Figure record extracts
* Begin *
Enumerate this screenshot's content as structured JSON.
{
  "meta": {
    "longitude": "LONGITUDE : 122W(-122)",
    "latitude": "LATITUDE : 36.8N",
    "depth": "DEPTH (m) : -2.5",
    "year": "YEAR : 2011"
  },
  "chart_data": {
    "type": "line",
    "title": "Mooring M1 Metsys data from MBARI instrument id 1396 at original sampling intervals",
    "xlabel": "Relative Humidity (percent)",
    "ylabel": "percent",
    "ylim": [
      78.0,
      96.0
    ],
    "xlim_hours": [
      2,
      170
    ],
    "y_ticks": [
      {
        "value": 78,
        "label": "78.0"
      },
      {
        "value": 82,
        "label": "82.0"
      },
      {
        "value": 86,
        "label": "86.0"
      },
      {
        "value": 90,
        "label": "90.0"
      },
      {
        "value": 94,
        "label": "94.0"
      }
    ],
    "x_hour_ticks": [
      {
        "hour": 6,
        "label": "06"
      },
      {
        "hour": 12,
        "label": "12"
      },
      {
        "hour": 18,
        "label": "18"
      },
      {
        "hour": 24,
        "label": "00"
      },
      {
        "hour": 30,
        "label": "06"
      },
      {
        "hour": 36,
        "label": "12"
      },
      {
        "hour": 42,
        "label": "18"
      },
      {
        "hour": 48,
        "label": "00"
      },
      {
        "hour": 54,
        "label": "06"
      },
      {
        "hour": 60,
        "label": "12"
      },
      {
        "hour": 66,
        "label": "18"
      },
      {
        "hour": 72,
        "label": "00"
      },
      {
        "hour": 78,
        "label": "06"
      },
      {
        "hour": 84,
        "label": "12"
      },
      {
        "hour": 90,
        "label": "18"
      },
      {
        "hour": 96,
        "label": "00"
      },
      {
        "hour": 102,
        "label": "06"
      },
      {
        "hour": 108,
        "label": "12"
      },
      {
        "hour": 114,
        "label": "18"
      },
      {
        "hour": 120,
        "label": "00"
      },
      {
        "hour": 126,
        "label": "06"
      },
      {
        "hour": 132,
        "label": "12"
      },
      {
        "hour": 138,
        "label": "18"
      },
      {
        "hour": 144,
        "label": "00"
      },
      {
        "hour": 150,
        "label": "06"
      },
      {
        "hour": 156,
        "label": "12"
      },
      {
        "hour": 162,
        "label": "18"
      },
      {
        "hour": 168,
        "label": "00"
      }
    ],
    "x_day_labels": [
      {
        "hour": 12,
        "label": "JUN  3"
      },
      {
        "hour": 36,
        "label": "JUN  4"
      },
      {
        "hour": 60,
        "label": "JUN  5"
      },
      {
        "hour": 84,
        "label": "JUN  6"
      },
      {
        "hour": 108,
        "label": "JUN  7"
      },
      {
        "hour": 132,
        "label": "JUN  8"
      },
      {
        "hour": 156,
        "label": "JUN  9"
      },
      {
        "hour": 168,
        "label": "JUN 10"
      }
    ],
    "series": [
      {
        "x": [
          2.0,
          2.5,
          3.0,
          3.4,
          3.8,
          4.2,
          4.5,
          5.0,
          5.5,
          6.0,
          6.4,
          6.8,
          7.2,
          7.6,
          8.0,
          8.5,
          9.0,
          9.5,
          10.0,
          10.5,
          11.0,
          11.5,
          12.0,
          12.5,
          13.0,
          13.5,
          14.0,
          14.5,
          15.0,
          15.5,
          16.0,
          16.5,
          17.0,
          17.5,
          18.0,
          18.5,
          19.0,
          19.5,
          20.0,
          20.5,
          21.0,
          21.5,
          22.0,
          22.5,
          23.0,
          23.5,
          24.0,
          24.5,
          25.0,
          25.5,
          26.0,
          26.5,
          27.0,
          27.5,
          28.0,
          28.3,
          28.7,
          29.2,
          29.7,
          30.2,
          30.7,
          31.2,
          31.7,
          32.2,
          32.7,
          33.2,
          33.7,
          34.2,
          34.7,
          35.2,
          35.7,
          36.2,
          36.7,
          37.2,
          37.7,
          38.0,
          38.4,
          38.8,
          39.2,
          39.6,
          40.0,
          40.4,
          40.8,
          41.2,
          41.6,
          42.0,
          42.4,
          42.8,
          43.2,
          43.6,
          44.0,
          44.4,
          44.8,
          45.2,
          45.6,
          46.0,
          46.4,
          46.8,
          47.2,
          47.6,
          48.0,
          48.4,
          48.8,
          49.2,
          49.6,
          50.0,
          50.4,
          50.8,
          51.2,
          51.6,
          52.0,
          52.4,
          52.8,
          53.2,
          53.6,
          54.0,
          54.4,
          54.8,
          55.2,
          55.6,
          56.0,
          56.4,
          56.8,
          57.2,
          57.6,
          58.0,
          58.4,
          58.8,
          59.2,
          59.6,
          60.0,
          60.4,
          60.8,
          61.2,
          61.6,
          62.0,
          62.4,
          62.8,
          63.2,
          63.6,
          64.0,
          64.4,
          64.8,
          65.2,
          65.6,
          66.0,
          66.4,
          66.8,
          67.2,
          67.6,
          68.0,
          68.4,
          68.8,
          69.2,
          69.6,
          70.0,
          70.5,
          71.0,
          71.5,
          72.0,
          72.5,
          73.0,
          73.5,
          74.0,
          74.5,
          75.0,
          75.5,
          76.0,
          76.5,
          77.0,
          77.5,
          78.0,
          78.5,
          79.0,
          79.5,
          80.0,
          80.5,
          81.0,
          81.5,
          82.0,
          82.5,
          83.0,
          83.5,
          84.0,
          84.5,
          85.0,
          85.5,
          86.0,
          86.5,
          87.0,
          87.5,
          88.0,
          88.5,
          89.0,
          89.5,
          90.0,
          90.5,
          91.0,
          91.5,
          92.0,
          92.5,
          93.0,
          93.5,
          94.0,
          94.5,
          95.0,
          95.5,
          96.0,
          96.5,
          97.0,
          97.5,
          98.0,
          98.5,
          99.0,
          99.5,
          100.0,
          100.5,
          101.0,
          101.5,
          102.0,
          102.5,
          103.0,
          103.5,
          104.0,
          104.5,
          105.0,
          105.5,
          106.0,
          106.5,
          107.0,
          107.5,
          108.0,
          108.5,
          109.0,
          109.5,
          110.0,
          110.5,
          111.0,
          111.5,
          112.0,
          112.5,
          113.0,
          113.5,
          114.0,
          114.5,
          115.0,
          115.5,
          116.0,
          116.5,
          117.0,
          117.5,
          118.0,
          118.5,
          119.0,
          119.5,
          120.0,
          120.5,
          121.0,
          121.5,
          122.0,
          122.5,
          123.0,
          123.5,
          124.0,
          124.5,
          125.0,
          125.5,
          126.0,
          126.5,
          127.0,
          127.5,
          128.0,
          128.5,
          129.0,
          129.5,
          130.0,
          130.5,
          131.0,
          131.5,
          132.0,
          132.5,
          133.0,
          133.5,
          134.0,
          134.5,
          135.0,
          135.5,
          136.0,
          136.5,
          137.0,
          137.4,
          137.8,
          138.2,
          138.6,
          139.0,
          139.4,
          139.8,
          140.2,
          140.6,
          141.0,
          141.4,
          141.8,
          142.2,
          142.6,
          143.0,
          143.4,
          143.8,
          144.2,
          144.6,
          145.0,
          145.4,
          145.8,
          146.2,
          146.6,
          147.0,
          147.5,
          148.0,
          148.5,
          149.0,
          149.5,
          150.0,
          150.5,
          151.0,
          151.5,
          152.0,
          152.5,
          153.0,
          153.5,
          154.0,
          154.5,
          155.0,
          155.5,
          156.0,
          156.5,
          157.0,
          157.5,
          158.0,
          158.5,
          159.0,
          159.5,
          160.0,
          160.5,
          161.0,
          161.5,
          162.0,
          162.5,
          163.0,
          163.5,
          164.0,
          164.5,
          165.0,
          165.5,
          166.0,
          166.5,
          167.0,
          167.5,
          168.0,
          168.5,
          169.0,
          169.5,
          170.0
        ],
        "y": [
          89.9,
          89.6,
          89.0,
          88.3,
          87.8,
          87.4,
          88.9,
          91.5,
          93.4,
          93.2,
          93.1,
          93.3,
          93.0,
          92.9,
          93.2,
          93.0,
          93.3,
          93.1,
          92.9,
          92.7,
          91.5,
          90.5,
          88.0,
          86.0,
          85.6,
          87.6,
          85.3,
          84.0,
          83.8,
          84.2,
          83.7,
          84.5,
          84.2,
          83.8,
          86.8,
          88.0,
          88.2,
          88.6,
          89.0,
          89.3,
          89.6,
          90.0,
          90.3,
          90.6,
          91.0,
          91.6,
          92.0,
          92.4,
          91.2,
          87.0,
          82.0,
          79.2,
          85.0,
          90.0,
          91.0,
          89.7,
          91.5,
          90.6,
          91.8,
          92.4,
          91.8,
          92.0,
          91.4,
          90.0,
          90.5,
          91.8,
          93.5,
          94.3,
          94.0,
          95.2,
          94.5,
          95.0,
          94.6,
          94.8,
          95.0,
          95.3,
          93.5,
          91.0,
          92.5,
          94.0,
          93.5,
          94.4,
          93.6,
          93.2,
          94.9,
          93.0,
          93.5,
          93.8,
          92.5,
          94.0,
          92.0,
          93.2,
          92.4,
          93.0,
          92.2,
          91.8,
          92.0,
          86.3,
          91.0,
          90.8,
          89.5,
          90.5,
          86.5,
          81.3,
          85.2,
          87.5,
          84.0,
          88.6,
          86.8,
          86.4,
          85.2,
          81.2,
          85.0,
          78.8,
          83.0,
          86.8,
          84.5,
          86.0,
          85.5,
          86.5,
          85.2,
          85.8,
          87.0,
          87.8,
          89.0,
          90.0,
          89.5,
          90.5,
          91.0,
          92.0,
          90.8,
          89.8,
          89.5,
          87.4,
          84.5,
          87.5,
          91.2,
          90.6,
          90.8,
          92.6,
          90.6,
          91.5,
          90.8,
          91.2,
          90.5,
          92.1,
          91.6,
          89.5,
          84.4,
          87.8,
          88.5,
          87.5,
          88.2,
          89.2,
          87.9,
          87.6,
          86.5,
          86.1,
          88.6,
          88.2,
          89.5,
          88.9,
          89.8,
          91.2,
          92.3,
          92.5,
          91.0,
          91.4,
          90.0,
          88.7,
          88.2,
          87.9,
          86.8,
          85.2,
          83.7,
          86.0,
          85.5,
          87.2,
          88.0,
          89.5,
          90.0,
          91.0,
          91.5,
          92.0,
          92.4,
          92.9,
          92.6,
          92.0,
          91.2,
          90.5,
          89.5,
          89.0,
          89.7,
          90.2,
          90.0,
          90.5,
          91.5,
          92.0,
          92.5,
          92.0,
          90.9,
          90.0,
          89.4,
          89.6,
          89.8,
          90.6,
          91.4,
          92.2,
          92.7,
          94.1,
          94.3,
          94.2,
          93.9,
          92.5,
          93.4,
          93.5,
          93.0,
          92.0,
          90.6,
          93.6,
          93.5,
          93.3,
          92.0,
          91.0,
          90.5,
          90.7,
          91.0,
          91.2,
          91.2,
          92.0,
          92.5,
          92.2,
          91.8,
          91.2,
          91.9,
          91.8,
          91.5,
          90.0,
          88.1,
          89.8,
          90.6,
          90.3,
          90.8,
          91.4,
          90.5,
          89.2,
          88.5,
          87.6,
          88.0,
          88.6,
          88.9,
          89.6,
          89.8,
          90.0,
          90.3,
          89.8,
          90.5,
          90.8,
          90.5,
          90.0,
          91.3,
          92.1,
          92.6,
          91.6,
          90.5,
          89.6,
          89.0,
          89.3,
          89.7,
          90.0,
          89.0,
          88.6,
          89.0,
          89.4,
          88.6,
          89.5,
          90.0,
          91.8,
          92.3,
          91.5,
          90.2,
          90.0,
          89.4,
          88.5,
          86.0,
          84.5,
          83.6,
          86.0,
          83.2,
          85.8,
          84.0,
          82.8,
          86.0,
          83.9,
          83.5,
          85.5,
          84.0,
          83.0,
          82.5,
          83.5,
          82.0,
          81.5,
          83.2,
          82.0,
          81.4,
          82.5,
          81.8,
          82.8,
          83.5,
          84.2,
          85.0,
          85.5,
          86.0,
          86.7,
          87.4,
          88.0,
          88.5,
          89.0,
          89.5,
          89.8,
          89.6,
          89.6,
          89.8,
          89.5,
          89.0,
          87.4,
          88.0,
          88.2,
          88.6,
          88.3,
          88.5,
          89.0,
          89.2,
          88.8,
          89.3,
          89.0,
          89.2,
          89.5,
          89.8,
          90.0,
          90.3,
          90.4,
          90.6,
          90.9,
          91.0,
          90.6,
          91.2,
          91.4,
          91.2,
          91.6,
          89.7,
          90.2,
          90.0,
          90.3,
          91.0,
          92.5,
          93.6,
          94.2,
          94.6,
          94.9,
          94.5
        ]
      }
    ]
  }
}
* End *
- WORK TO BE COMPLETED -
Locate the word "percent" in the entries, and copy every line where it is found.

- ANSWER TO THIS EXERCISE -
    "xlabel": "Relative Humidity (percent)",
    "ylabel": "percent",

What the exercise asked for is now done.